## Requirement:
Transcribe each line of the records below exactly, excluding any embedded images.

==================================================

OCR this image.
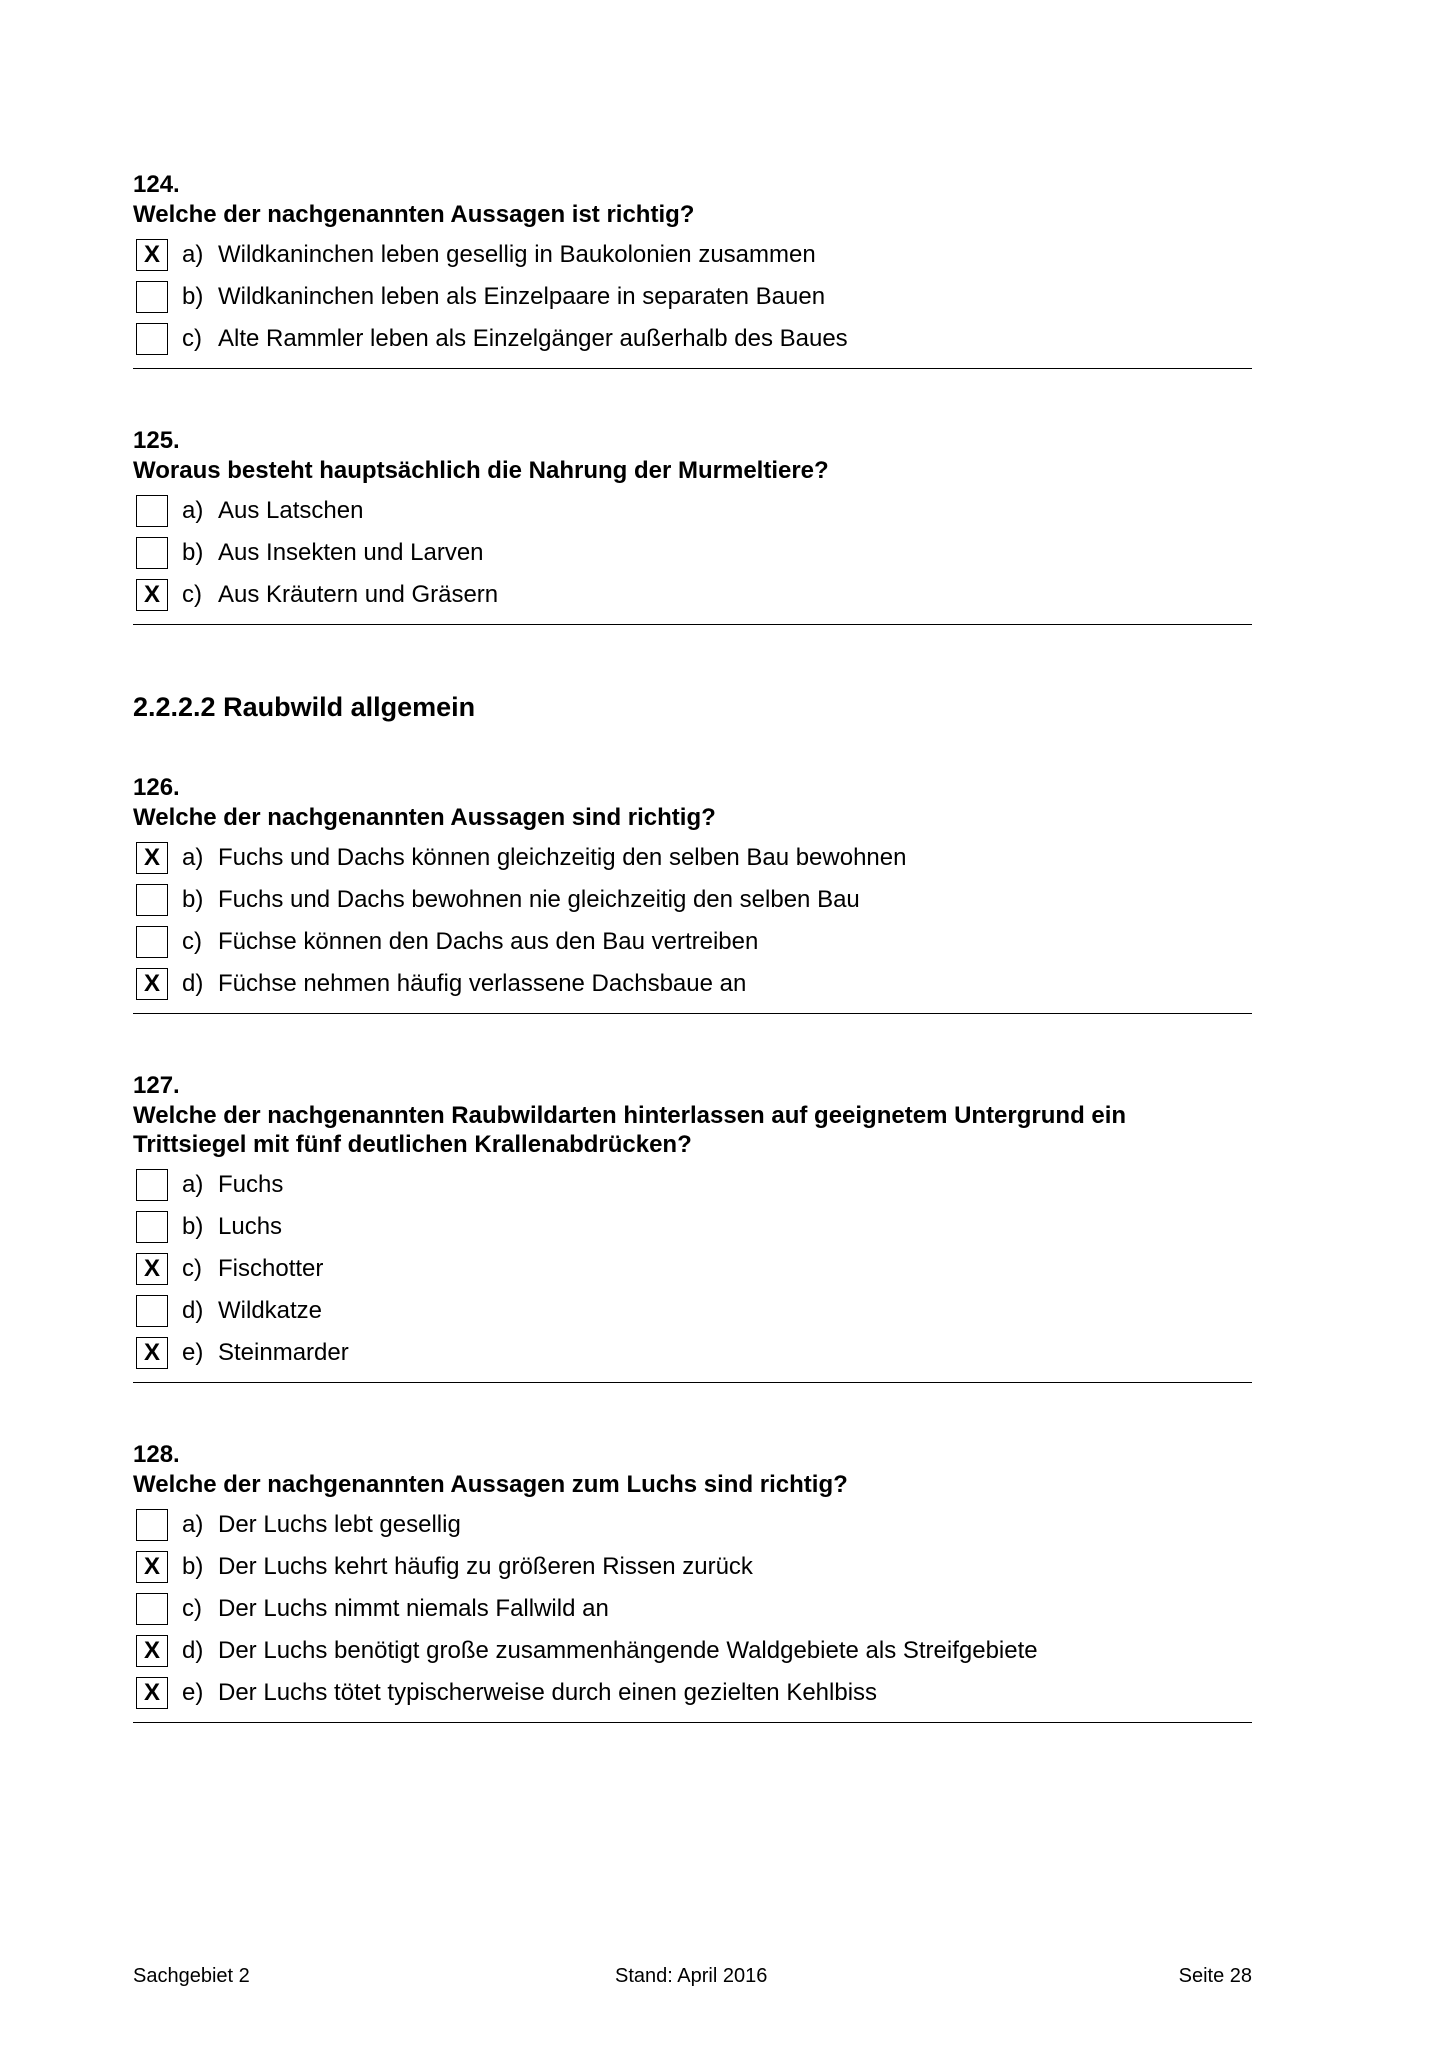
124.
Welche der nachgenannten Aussagen ist richtig?
X a) Wildkaninchen leben gesellig in Baukolonien zusammen
b) Wildkaninchen leben als Einzelpaare in separaten Bauen
c) Alte Rammler leben als Einzelgänger außerhalb des Baues
125.
Woraus besteht hauptsächlich die Nahrung der Murmeltiere?
a) Aus Latschen
b) Aus Insekten und Larven
X c) Aus Kräutern und Gräsern
2.2.2.2 Raubwild allgemein
126.
Welche der nachgenannten Aussagen sind richtig?
X a) Fuchs und Dachs können gleichzeitig den selben Bau bewohnen
b) Fuchs und Dachs bewohnen nie gleichzeitig den selben Bau
c) Füchse können den Dachs aus den Bau vertreiben
X d) Füchse nehmen häufig verlassene Dachsbaue an
127.
Welche der nachgenannten Raubwildarten hinterlassen auf geeignetem Untergrund ein
Trittsiegel mit fünf deutlichen Krallenabdrücken?
a) Fuchs
b) Luchs
X c) Fischotter
d) Wildkatze
X e) Steinmarder
128.
Welche der nachgenannten Aussagen zum Luchs sind richtig?
a) Der Luchs lebt gesellig
X b) Der Luchs kehrt häufig zu größeren Rissen zurück
c) Der Luchs nimmt niemals Fallwild an
X d) Der Luchs benötigt große zusammenhängende Waldgebiete als Streifgebiete
X e) Der Luchs tötet typischerweise durch einen gezielten Kehlbiss
Sachgebiet 2	Stand: April 2016	Seite 28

==================================================

## The completed task:
OCR this image.
124.
Welche der nachgenannten Aussagen ist richtig?
X a) Wildkaninchen leben gesellig in Baukolonien zusammen
b) Wildkaninchen leben als Einzelpaare in separaten Bauen
c) Alte Rammler leben als Einzelgänger außerhalb des Baues
125.
Woraus besteht hauptsächlich die Nahrung der Murmeltiere?
a) Aus Latschen
b) Aus Insekten und Larven
X c) Aus Kräutern und Gräsern
2.2.2.2 Raubwild allgemein
126.
Welche der nachgenannten Aussagen sind richtig?
X a) Fuchs und Dachs können gleichzeitig den selben Bau bewohnen
b) Fuchs und Dachs bewohnen nie gleichzeitig den selben Bau
c) Füchse können den Dachs aus den Bau vertreiben
X d) Füchse nehmen häufig verlassene Dachsbaue an
127.
Welche der nachgenannten Raubwildarten hinterlassen auf geeignetem Untergrund ein
Trittsiegel mit fünf deutlichen Krallenabdrücken?
a) Fuchs
b) Luchs
X c) Fischotter
d) Wildkatze
X e) Steinmarder
128.
Welche der nachgenannten Aussagen zum Luchs sind richtig?
a) Der Luchs lebt gesellig
X b) Der Luchs kehrt häufig zu größeren Rissen zurück
c) Der Luchs nimmt niemals Fallwild an
X d) Der Luchs benötigt große zusammenhängende Waldgebiete als Streifgebiete
X e) Der Luchs tötet typischerweise durch einen gezielten Kehlbiss
Sachgebiet 2	Stand: April 2016	Seite 28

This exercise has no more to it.